* [PROBLEM DESCRIPTION]: Pick out every line with the word "this" and copy it.

* [RECORDS TO PROCESS]:
----------------
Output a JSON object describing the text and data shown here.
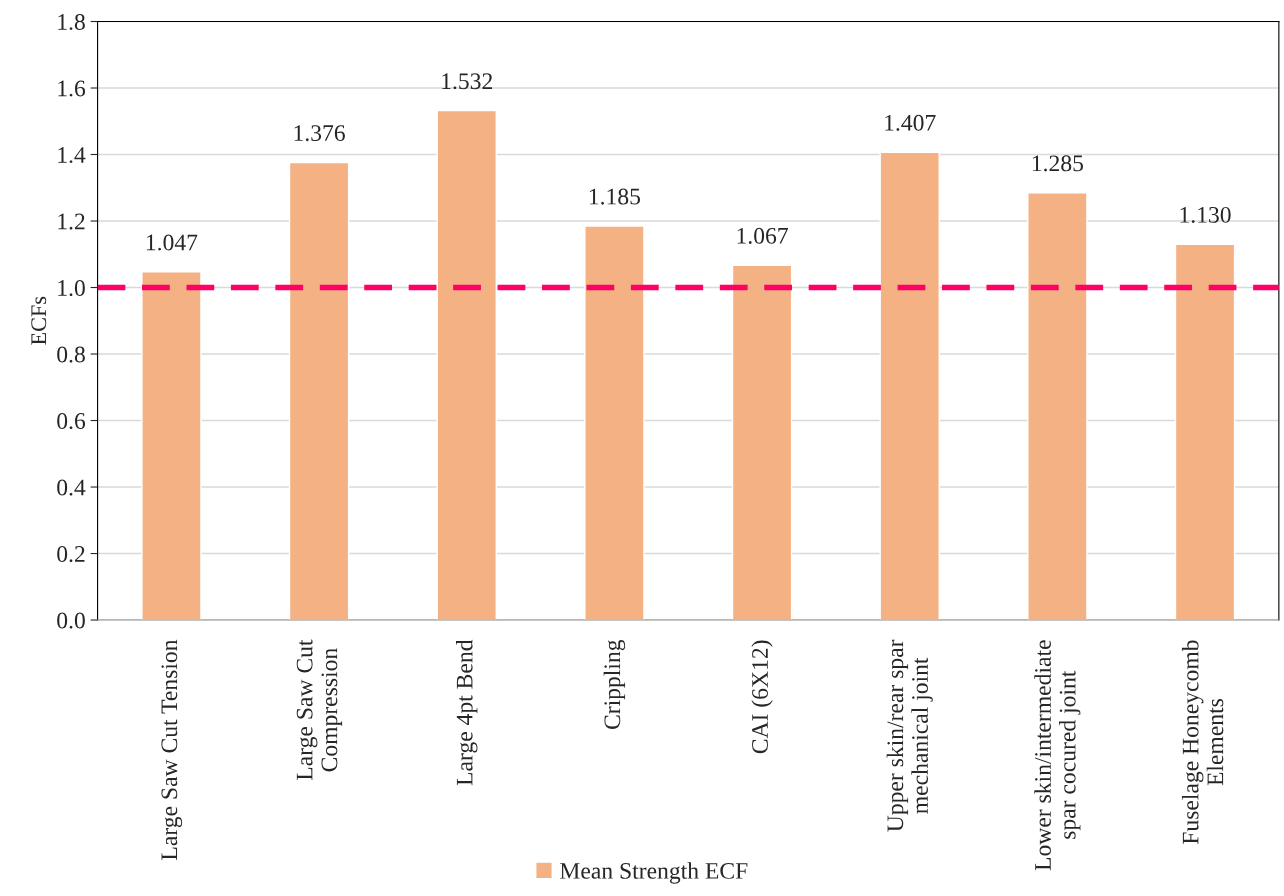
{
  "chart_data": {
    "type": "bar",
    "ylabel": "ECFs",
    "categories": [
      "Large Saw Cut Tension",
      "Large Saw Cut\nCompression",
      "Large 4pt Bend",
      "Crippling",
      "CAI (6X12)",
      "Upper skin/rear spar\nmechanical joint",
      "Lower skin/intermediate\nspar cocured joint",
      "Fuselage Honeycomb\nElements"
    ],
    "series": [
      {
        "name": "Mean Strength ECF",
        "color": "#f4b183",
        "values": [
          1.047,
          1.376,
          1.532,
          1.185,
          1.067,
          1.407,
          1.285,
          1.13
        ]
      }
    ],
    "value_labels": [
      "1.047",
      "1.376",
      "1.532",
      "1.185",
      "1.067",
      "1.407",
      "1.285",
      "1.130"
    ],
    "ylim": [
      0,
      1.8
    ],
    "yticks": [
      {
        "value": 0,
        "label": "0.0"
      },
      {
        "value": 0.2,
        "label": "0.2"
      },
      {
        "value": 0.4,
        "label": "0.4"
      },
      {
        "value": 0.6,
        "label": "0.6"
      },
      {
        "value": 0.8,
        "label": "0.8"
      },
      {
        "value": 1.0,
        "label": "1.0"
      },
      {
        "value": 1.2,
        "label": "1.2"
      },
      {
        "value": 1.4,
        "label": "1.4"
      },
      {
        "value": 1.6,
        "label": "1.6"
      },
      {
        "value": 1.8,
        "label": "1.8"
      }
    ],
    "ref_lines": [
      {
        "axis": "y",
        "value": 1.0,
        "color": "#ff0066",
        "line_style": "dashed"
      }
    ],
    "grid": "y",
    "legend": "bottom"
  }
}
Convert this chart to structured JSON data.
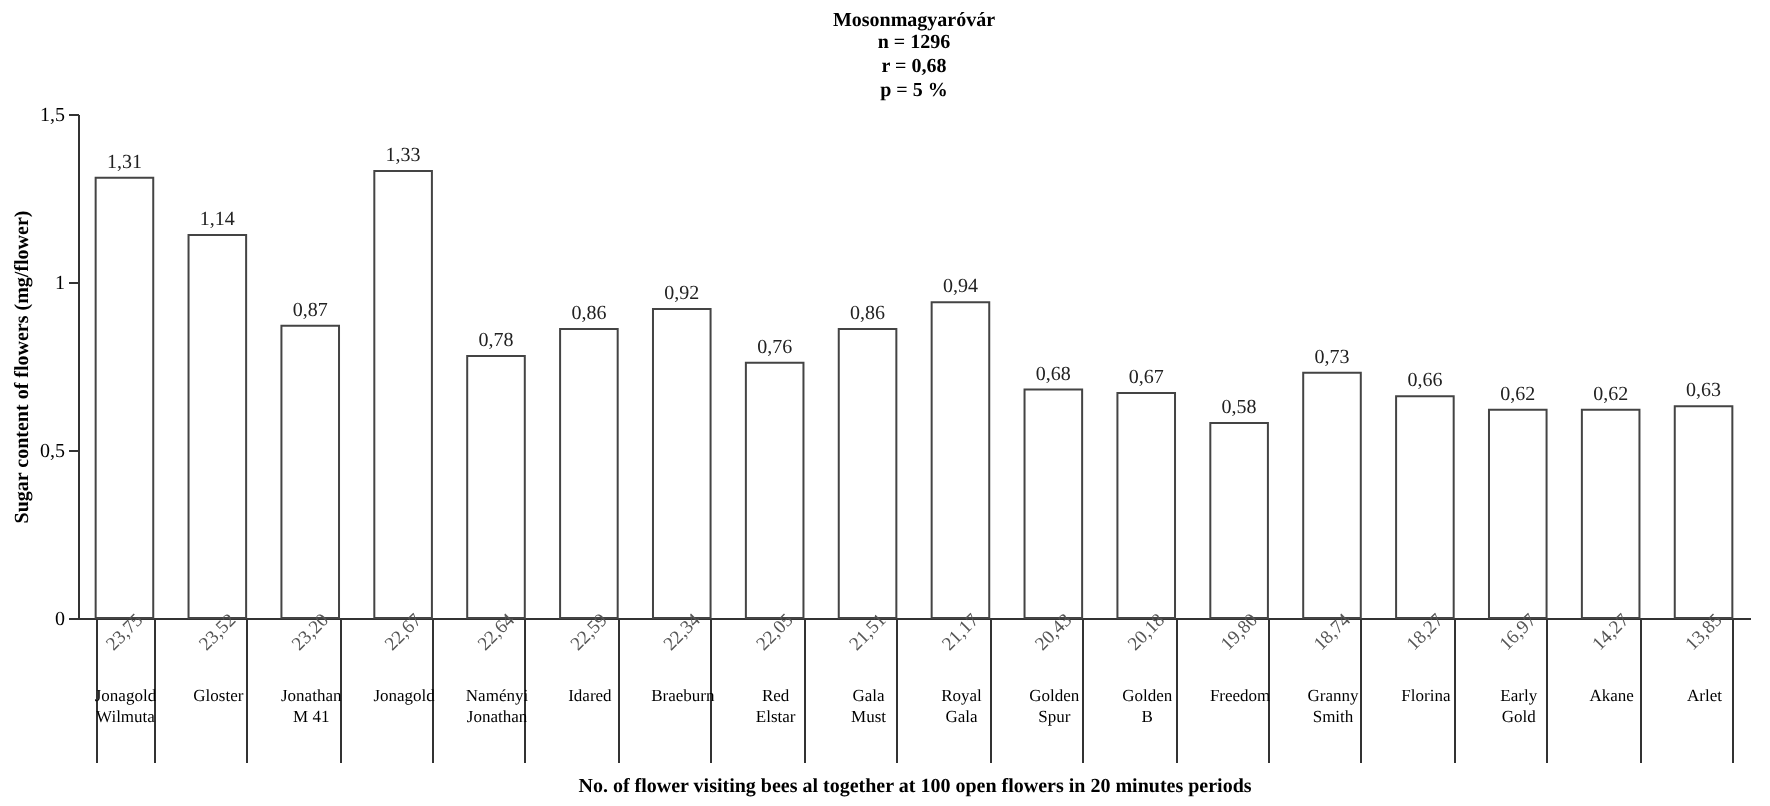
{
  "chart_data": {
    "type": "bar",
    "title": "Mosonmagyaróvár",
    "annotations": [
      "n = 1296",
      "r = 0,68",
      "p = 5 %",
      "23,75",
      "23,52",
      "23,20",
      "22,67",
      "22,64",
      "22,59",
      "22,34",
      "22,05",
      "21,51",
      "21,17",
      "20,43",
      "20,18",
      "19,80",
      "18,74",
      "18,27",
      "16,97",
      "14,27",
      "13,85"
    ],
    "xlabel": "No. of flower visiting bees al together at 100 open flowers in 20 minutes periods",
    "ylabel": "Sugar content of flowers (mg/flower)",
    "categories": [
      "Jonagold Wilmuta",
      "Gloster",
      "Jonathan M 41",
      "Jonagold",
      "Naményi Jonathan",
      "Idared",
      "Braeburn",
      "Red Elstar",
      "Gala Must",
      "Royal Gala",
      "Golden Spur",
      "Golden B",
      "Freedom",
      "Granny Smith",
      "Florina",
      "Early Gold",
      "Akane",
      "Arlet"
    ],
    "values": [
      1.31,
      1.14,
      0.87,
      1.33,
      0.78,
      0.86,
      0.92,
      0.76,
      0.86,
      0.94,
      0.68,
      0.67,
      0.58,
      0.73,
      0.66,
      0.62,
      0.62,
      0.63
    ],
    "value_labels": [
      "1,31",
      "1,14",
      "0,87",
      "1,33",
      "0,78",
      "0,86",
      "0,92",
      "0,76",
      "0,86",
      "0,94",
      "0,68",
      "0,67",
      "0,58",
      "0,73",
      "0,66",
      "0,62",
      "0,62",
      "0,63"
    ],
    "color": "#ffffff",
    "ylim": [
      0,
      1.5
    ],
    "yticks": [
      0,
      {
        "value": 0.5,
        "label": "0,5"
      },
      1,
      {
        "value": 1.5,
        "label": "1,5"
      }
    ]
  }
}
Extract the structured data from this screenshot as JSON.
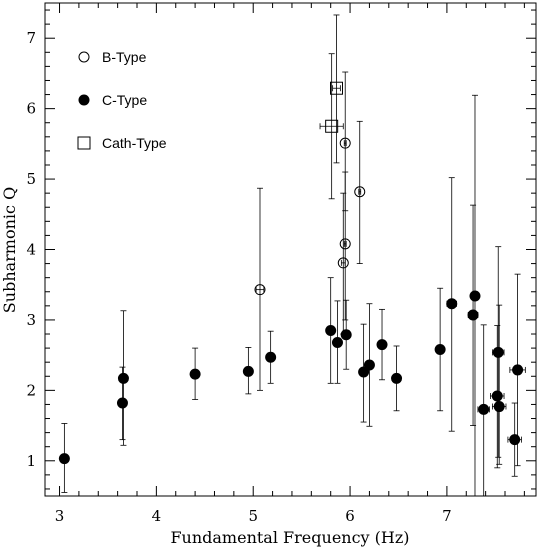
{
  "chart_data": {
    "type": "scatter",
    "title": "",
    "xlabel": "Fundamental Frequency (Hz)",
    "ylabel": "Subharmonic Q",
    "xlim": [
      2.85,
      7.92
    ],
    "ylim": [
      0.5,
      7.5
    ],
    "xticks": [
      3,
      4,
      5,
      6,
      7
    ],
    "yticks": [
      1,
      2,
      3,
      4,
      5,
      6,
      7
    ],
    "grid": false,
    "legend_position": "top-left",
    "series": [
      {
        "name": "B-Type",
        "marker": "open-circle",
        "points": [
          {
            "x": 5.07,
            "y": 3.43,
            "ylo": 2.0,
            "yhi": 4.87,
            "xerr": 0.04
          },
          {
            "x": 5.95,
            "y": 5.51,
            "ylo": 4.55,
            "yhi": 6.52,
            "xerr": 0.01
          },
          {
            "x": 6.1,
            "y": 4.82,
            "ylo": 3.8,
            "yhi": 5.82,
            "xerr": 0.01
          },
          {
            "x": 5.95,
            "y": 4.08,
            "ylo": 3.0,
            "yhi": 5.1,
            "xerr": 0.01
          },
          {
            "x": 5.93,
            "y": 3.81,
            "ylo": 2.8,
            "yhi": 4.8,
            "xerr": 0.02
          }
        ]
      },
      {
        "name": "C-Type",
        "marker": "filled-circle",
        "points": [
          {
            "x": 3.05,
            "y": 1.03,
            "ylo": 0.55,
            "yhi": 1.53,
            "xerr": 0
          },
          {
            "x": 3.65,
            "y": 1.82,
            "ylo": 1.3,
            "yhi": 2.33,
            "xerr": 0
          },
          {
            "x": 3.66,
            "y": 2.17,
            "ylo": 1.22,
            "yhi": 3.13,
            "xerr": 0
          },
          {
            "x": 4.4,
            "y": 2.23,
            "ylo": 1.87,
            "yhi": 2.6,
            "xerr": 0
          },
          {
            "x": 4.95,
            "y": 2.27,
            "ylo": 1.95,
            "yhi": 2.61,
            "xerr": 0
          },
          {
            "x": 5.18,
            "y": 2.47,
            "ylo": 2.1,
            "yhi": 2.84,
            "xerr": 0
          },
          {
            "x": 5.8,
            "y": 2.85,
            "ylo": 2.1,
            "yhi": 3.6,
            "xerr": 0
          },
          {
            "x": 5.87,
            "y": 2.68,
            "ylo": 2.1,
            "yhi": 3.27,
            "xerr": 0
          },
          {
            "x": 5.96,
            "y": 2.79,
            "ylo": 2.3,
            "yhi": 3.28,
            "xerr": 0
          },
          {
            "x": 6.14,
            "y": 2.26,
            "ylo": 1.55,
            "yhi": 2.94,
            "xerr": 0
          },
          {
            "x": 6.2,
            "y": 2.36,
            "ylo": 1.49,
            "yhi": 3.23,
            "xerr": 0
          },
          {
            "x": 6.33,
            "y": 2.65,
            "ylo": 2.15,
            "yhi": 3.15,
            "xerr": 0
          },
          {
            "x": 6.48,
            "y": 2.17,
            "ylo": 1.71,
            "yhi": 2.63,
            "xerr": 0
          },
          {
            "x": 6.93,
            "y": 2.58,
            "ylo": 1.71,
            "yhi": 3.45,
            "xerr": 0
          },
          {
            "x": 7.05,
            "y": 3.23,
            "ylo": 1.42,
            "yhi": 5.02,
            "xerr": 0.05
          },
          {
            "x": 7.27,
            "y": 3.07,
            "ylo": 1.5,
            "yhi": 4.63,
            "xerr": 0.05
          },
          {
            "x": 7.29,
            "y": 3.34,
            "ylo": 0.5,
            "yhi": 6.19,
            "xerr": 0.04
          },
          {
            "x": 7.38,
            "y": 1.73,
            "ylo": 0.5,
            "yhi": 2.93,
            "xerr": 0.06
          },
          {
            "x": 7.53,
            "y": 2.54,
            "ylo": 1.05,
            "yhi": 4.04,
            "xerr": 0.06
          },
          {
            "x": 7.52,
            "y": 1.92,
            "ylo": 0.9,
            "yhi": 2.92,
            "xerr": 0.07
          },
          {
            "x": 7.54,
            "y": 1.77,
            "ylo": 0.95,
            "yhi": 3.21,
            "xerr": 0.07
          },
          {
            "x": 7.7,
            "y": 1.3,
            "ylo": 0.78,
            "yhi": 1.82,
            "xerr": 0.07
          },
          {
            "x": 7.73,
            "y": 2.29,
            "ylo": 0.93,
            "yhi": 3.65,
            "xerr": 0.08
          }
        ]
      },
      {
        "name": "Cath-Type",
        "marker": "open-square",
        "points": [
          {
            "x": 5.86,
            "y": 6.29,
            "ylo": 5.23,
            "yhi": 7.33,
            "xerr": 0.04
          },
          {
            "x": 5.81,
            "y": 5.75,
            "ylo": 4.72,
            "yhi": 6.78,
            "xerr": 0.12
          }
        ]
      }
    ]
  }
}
----------------
* [FULL RESPONSE]:
Convert this chart to structured JSON data.
Extract the structured data from this screenshot as JSON.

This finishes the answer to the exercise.